[Records excerpted from a collection]

START

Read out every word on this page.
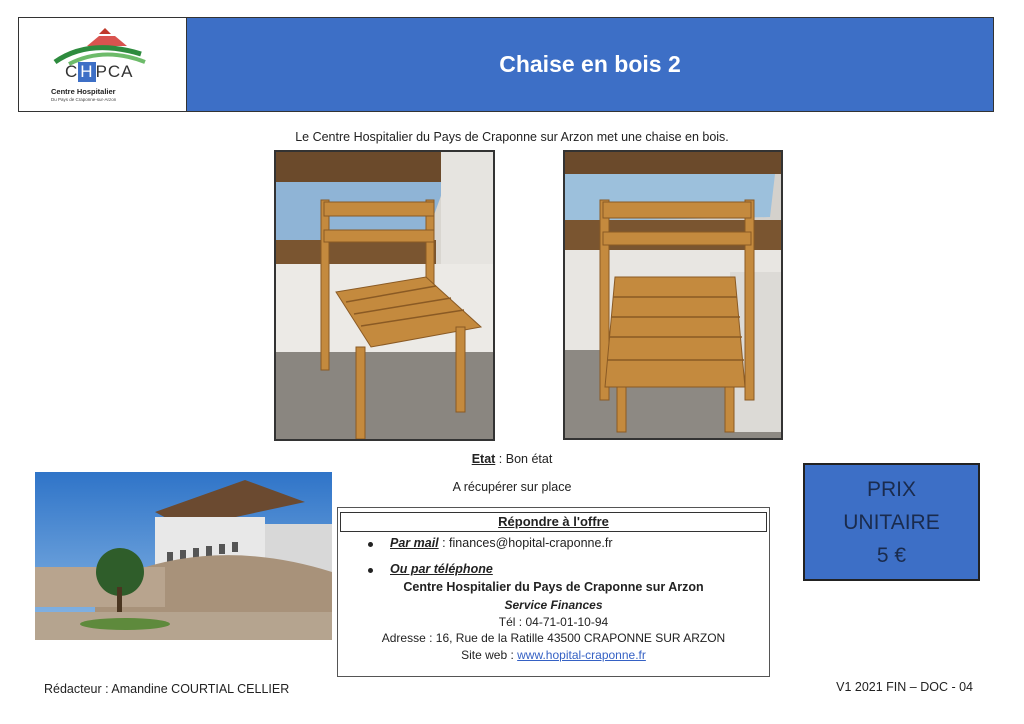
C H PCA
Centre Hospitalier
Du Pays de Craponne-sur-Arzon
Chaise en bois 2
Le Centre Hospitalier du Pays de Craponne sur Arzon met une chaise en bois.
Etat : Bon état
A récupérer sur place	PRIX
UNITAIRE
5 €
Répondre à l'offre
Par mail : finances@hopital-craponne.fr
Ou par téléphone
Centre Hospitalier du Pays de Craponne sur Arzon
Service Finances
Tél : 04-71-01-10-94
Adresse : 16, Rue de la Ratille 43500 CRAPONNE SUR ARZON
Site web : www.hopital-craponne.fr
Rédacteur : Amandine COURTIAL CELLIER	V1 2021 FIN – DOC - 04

END

- WHAT YOU NEED TO DO:
Repeat all of the records verbatim, leaving out the pictures.

- PROBLEM SOLUTION:
Read out every word on this page.
C H PCA
Centre Hospitalier
Du Pays de Craponne-sur-Arzon
Chaise en bois 2
Le Centre Hospitalier du Pays de Craponne sur Arzon met une chaise en bois.
Etat : Bon état
A récupérer sur place	PRIX
UNITAIRE
5 €
Répondre à l'offre
Par mail : finances@hopital-craponne.fr
Ou par téléphone
Centre Hospitalier du Pays de Craponne sur Arzon
Service Finances
Tél : 04-71-01-10-94
Adresse : 16, Rue de la Ratille 43500 CRAPONNE SUR ARZON
Site web : www.hopital-craponne.fr
Rédacteur : Amandine COURTIAL CELLIER	V1 2021 FIN – DOC - 04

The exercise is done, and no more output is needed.